* start EXERCISE MATERIALS *

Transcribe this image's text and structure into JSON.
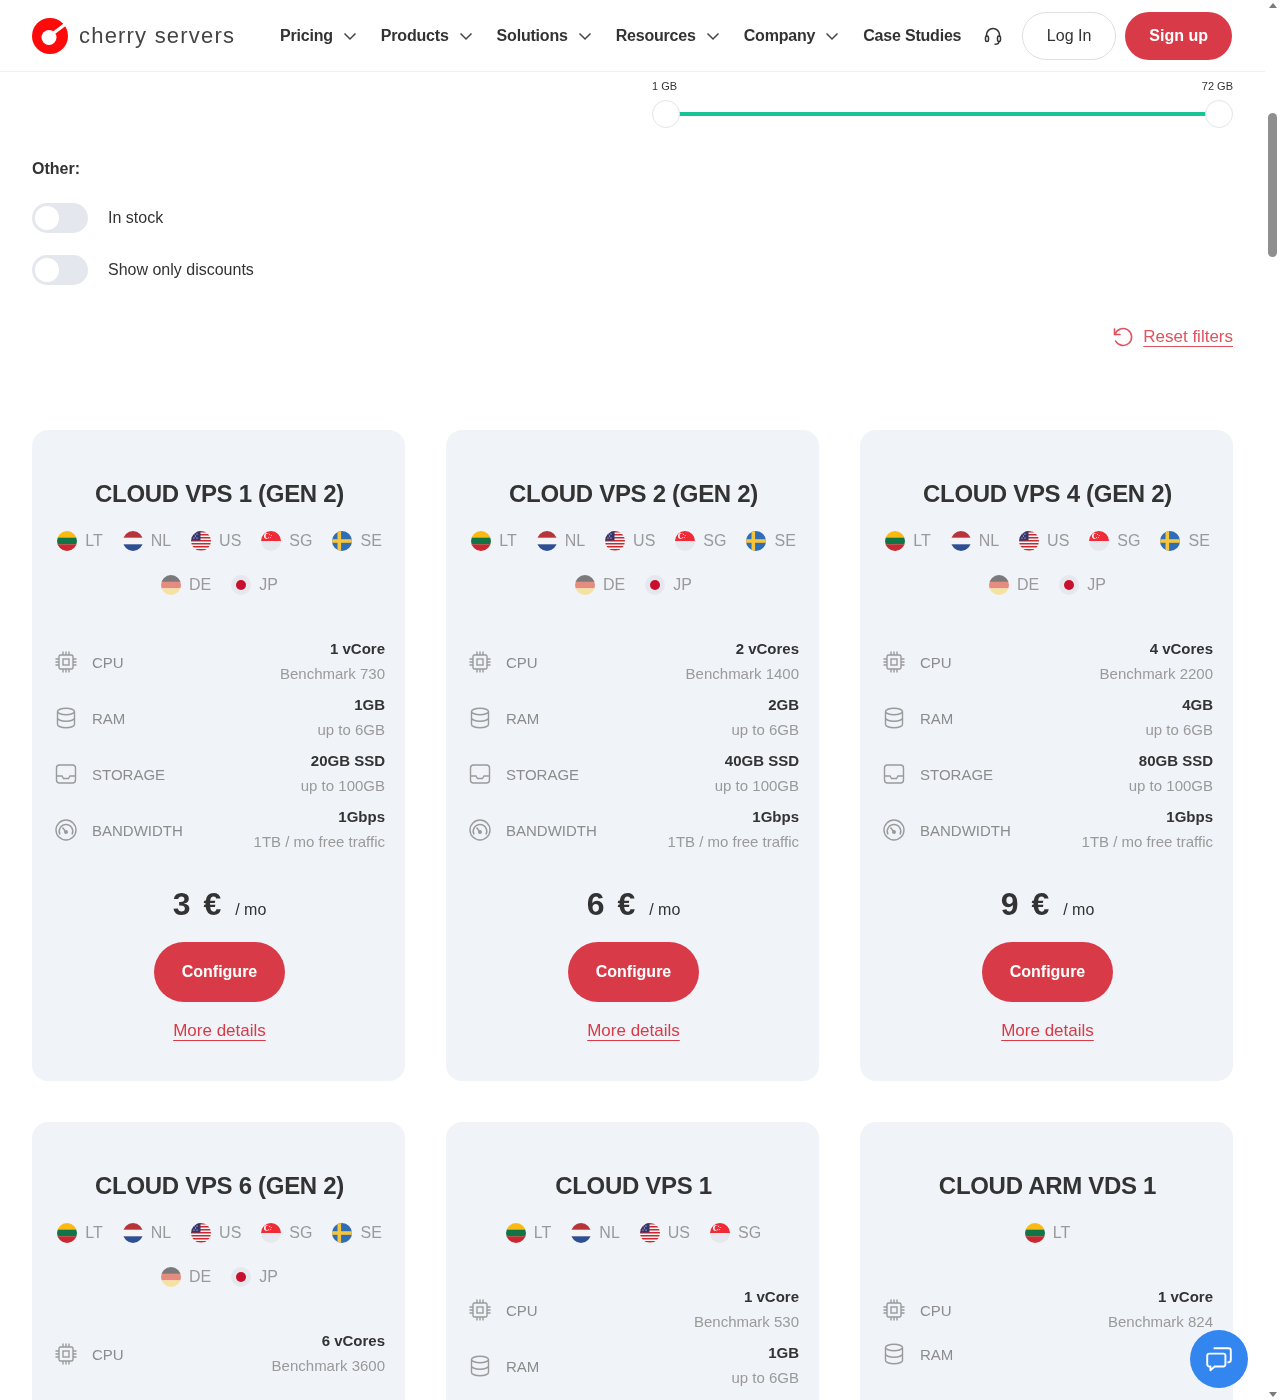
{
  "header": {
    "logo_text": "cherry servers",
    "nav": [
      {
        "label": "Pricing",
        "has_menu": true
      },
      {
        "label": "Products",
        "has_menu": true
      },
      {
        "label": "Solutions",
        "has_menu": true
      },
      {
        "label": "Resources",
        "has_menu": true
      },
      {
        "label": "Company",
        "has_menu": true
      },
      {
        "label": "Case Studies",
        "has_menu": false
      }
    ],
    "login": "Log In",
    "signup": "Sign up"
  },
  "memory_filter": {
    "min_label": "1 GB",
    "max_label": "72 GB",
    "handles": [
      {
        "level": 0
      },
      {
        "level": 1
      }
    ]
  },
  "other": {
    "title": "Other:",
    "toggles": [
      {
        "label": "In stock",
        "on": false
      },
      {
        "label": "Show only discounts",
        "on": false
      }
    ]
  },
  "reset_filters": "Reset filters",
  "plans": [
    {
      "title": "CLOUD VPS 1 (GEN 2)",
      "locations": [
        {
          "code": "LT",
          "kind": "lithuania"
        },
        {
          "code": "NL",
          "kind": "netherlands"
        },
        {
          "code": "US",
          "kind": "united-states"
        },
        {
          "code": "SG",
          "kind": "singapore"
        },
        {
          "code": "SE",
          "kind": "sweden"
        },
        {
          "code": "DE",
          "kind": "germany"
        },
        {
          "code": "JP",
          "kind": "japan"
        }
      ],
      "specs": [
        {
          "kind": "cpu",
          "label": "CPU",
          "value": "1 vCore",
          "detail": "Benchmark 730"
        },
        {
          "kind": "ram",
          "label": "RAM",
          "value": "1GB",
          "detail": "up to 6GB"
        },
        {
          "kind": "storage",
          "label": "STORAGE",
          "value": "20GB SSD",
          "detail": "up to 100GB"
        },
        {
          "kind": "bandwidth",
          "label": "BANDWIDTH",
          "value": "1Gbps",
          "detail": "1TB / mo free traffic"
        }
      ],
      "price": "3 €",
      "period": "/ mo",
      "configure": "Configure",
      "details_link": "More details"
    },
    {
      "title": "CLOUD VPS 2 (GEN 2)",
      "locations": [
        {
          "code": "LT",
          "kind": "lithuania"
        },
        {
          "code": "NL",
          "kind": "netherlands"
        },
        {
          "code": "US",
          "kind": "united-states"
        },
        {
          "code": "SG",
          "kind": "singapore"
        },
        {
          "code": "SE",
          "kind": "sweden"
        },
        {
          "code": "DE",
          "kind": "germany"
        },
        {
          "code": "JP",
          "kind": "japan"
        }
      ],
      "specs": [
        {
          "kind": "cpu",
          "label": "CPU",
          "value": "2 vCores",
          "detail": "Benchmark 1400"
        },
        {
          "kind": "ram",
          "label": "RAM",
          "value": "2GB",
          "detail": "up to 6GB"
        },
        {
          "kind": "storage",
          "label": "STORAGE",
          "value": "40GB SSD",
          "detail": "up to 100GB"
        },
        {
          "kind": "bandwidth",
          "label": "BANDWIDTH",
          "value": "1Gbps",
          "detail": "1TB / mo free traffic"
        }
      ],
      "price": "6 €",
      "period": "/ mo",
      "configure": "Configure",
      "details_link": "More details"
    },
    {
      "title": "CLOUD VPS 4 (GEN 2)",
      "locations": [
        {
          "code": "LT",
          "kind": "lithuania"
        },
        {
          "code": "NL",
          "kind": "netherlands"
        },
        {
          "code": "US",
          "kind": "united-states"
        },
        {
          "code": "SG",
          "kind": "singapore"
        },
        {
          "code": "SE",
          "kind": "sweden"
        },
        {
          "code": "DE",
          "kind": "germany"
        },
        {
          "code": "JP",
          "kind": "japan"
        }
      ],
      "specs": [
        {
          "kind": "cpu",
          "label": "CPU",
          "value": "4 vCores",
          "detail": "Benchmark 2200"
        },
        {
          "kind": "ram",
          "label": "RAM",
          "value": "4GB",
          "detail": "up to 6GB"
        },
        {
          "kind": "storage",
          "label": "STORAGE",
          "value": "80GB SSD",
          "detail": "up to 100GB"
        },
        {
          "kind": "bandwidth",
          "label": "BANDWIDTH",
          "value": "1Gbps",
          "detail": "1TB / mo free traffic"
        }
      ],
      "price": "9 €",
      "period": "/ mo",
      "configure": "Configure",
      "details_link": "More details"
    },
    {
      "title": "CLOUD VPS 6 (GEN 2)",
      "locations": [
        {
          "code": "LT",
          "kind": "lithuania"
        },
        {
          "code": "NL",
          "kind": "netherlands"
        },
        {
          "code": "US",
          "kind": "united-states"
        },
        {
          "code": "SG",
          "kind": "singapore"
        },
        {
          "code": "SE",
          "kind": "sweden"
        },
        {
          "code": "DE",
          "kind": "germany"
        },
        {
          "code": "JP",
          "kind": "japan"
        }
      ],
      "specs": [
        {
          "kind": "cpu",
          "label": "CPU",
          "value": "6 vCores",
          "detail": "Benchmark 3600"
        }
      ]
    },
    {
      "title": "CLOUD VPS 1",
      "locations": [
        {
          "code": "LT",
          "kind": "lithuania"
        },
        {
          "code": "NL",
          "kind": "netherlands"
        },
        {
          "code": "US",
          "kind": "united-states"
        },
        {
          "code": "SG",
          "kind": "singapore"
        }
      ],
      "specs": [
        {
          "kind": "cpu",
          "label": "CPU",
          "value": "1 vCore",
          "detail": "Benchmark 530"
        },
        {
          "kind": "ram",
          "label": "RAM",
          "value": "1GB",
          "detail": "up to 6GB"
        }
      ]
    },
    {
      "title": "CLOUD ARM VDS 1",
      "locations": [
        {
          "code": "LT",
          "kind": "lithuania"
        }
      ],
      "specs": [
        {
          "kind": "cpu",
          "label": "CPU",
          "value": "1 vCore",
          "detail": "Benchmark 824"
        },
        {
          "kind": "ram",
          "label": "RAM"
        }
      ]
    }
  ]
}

* end EXERCISE MATERIALS *
* start EXERCISE MATERIALS *

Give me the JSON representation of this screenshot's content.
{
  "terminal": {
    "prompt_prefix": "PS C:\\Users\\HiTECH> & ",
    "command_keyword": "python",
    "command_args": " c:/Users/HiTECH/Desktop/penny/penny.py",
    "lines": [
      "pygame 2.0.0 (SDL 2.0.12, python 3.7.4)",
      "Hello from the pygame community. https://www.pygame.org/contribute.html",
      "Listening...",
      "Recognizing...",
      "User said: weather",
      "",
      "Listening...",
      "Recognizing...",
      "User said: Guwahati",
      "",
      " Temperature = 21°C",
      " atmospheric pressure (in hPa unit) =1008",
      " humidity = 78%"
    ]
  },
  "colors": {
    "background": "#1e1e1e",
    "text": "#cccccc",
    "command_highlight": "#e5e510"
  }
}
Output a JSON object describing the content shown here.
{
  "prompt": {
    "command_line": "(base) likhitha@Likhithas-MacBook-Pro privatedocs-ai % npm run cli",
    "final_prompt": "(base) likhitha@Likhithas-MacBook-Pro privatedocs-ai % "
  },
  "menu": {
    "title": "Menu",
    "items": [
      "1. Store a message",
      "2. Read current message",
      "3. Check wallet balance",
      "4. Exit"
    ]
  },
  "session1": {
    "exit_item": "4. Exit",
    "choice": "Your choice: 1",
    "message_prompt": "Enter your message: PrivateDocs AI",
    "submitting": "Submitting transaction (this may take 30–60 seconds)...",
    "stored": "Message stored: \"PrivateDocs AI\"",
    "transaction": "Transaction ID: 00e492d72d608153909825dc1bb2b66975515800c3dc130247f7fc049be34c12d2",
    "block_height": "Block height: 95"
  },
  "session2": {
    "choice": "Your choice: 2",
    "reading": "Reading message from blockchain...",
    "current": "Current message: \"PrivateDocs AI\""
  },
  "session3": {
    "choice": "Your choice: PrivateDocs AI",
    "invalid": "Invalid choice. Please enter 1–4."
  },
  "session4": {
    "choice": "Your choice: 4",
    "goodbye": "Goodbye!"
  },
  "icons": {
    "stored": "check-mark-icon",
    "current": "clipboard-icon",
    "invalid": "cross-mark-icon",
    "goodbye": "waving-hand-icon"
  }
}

* end EXERCISE MATERIALS *

» **TASK DIRECTIONS**
Looking at the records above, say how many lines hold the string "pygame". Write nothing but the number.

» **FINISHED TASK**
2